**Short problem**: Repeat every record below exactly as written.

**Extracted entries**:
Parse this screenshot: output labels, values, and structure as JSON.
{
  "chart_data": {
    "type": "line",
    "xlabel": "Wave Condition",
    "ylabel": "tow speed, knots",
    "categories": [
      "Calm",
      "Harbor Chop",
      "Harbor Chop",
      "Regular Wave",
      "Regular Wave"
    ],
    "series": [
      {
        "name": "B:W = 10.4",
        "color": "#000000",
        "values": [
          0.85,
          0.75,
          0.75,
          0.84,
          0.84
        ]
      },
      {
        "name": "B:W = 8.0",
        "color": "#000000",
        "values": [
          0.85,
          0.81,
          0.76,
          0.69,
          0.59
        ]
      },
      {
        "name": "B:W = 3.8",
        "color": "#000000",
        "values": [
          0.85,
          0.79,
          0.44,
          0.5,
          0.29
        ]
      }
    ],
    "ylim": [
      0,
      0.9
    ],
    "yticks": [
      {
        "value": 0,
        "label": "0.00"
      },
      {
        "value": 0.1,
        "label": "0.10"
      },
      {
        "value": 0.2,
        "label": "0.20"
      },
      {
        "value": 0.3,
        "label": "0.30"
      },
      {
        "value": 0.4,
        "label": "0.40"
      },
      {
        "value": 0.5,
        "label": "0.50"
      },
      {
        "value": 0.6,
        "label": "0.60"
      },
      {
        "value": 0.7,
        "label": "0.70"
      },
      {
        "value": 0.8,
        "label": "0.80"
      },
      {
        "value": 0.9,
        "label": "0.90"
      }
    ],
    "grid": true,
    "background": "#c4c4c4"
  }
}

**Expected answer**:
Parse this screenshot: output labels, values, and structure as JSON.
{
  "chart_data": {
    "type": "line",
    "xlabel": "Wave Condition",
    "ylabel": "tow speed, knots",
    "categories": [
      "Calm",
      "Harbor Chop",
      "Harbor Chop",
      "Regular Wave",
      "Regular Wave"
    ],
    "series": [
      {
        "name": "B:W = 10.4",
        "color": "#000000",
        "values": [
          0.85,
          0.75,
          0.75,
          0.84,
          0.84
        ]
      },
      {
        "name": "B:W = 8.0",
        "color": "#000000",
        "values": [
          0.85,
          0.81,
          0.76,
          0.69,
          0.59
        ]
      },
      {
        "name": "B:W = 3.8",
        "color": "#000000",
        "values": [
          0.85,
          0.79,
          0.44,
          0.5,
          0.29
        ]
      }
    ],
    "ylim": [
      0,
      0.9
    ],
    "yticks": [
      {
        "value": 0,
        "label": "0.00"
      },
      {
        "value": 0.1,
        "label": "0.10"
      },
      {
        "value": 0.2,
        "label": "0.20"
      },
      {
        "value": 0.3,
        "label": "0.30"
      },
      {
        "value": 0.4,
        "label": "0.40"
      },
      {
        "value": 0.5,
        "label": "0.50"
      },
      {
        "value": 0.6,
        "label": "0.60"
      },
      {
        "value": 0.7,
        "label": "0.70"
      },
      {
        "value": 0.8,
        "label": "0.80"
      },
      {
        "value": 0.9,
        "label": "0.90"
      }
    ],
    "grid": true,
    "background": "#c4c4c4"
  }
}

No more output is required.